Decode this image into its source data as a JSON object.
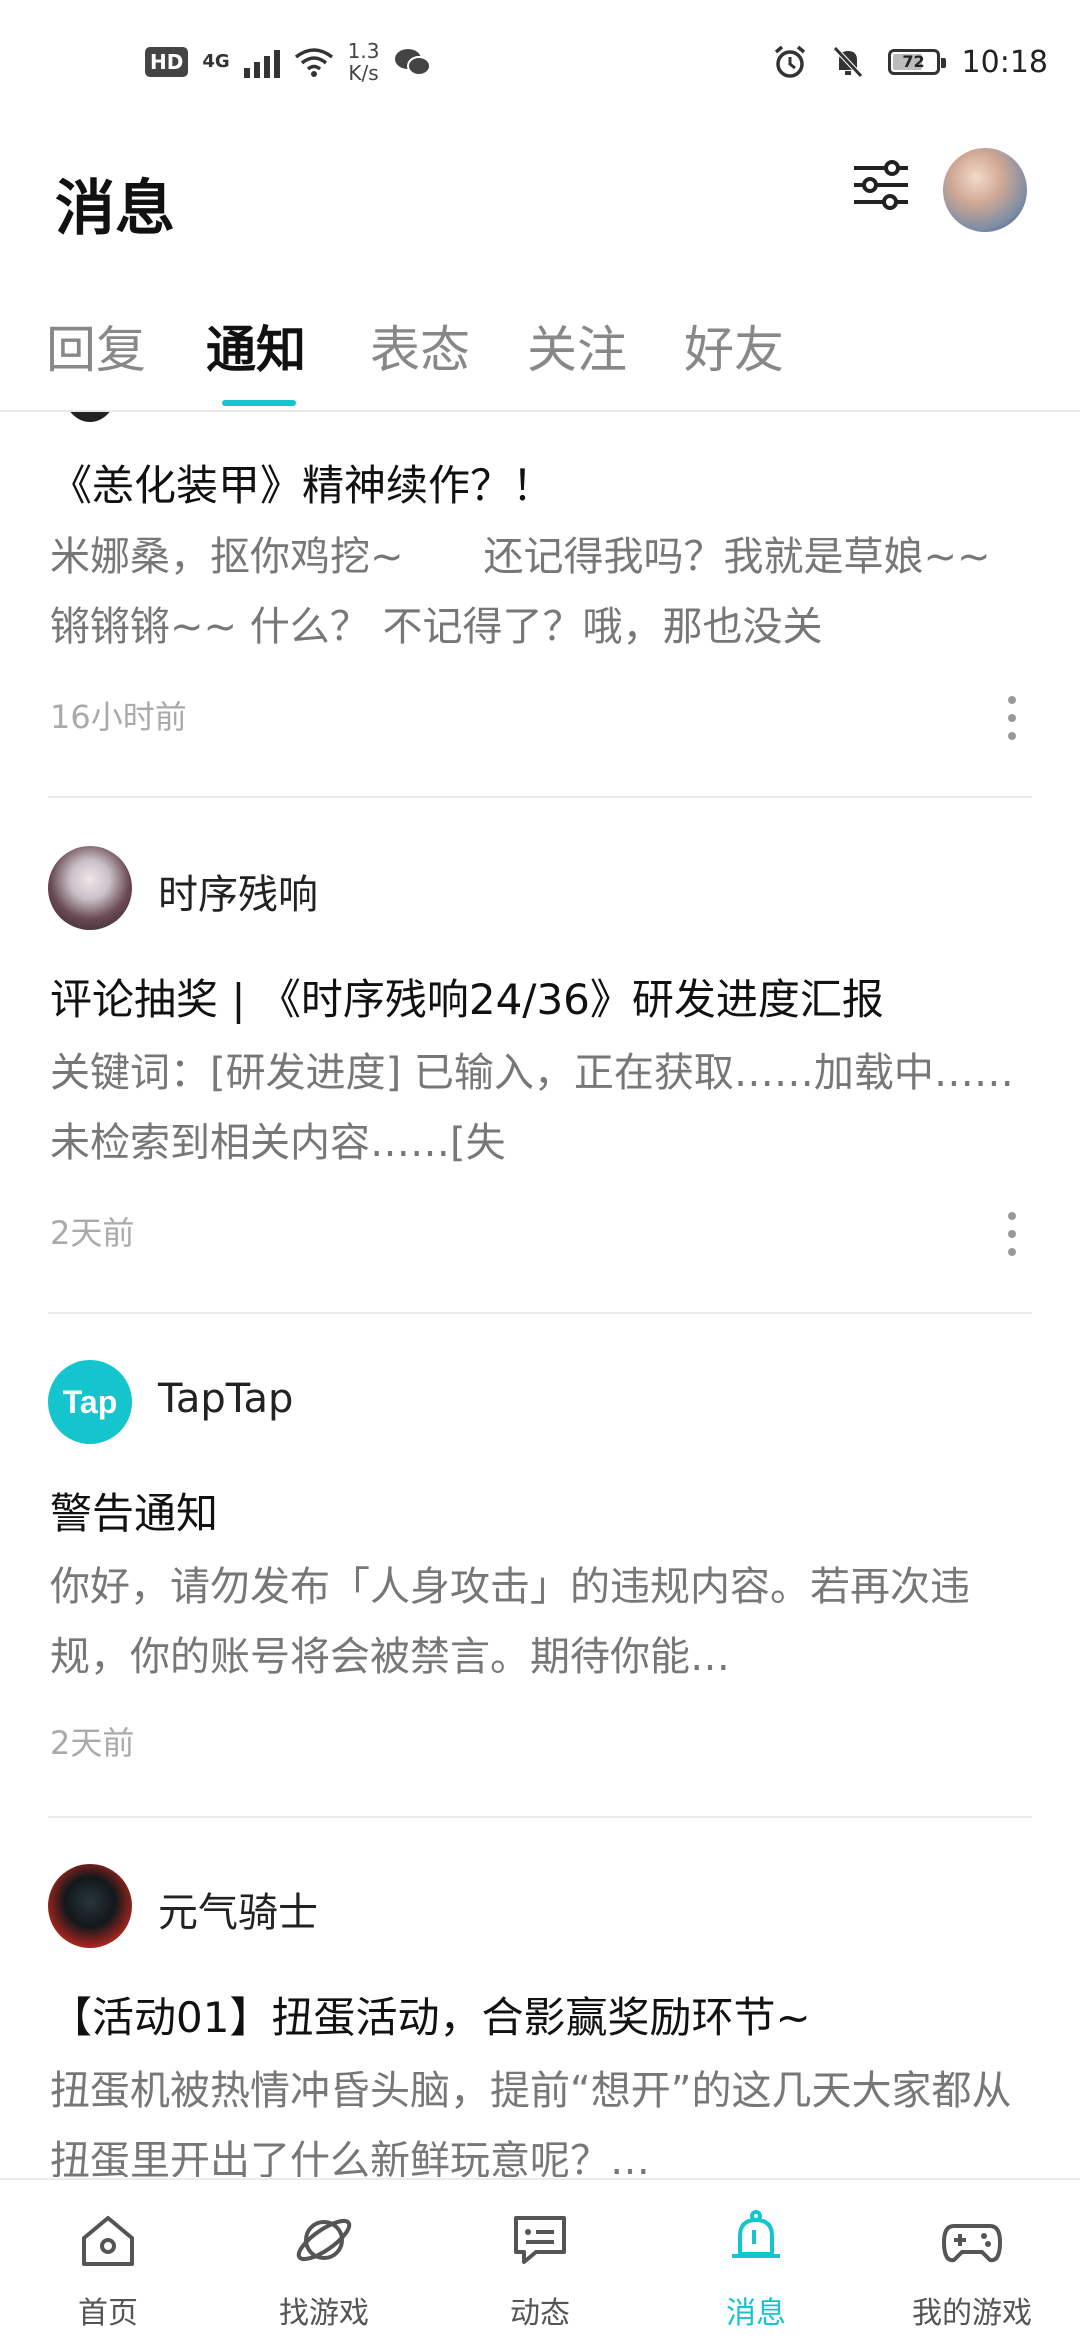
{
  "status_bar": {
    "hd": "HD",
    "network": "4G",
    "speed_value": "1.3",
    "speed_unit": "K/s",
    "battery": "72",
    "battery_level": 0.72,
    "time": "10:18"
  },
  "header": {
    "title": "消息"
  },
  "tabs": [
    {
      "label": "回复",
      "active": false
    },
    {
      "label": "通知",
      "active": true
    },
    {
      "label": "表态",
      "active": false
    },
    {
      "label": "关注",
      "active": false
    },
    {
      "label": "好友",
      "active": false
    }
  ],
  "notifications": [
    {
      "sender": "",
      "title": "《恙化装甲》精神续作？！",
      "body": "米娜桑，抠你鸡挖~　　还记得我吗？我就是草娘~~ 锵锵锵~~ 什么？ 不记得了？哦，那也没关",
      "time": "16小时前"
    },
    {
      "sender": "时序残响",
      "title": "评论抽奖 | 《时序残响24/36》研发进度汇报",
      "body": "关键词：[研发进度] 已输入，正在获取……加载中……未检索到相关内容……[失",
      "time": "2天前"
    },
    {
      "sender": "TapTap",
      "avatar_text": "Tap",
      "title": "警告通知",
      "body": "你好，请勿发布「人身攻击」的违规内容。若再次违规，你的账号将会被禁言。期待你能…",
      "time": "2天前"
    },
    {
      "sender": "元气骑士",
      "title": "【活动01】扭蛋活动，合影赢奖励环节~",
      "body": "扭蛋机被热情冲昏头脑，提前“想开”的这几天大家都从扭蛋里开出了什么新鲜玩意呢？…"
    }
  ],
  "bottom_nav": [
    {
      "label": "首页",
      "icon": "home-icon"
    },
    {
      "label": "找游戏",
      "icon": "planet-icon"
    },
    {
      "label": "动态",
      "icon": "chat-bubble-icon"
    },
    {
      "label": "消息",
      "icon": "bell-icon",
      "active": true
    },
    {
      "label": "我的游戏",
      "icon": "gamepad-icon"
    }
  ],
  "colors": {
    "accent": "#15c5ce",
    "text_primary": "#111111",
    "text_secondary": "#777777",
    "text_muted": "#aaaaaa"
  }
}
+--
• [Task brief]: Repeat verbatim all the material, but not the pictures.

• [Complete answer]:
Decode this image into its source data as a JSON object.
{
  "status_bar": {
    "hd": "HD",
    "network": "4G",
    "speed_value": "1.3",
    "speed_unit": "K/s",
    "battery": "72",
    "battery_level": 0.72,
    "time": "10:18"
  },
  "header": {
    "title": "消息"
  },
  "tabs": [
    {
      "label": "回复",
      "active": false
    },
    {
      "label": "通知",
      "active": true
    },
    {
      "label": "表态",
      "active": false
    },
    {
      "label": "关注",
      "active": false
    },
    {
      "label": "好友",
      "active": false
    }
  ],
  "notifications": [
    {
      "sender": "",
      "title": "《恙化装甲》精神续作？！",
      "body": "米娜桑，抠你鸡挖~　　还记得我吗？我就是草娘~~ 锵锵锵~~ 什么？ 不记得了？哦，那也没关",
      "time": "16小时前"
    },
    {
      "sender": "时序残响",
      "title": "评论抽奖 | 《时序残响24/36》研发进度汇报",
      "body": "关键词：[研发进度] 已输入，正在获取……加载中……未检索到相关内容……[失",
      "time": "2天前"
    },
    {
      "sender": "TapTap",
      "avatar_text": "Tap",
      "title": "警告通知",
      "body": "你好，请勿发布「人身攻击」的违规内容。若再次违规，你的账号将会被禁言。期待你能…",
      "time": "2天前"
    },
    {
      "sender": "元气骑士",
      "title": "【活动01】扭蛋活动，合影赢奖励环节~",
      "body": "扭蛋机被热情冲昏头脑，提前“想开”的这几天大家都从扭蛋里开出了什么新鲜玩意呢？…"
    }
  ],
  "bottom_nav": [
    {
      "label": "首页",
      "icon": "home-icon"
    },
    {
      "label": "找游戏",
      "icon": "planet-icon"
    },
    {
      "label": "动态",
      "icon": "chat-bubble-icon"
    },
    {
      "label": "消息",
      "icon": "bell-icon",
      "active": true
    },
    {
      "label": "我的游戏",
      "icon": "gamepad-icon"
    }
  ],
  "colors": {
    "accent": "#15c5ce",
    "text_primary": "#111111",
    "text_secondary": "#777777",
    "text_muted": "#aaaaaa"
  }
}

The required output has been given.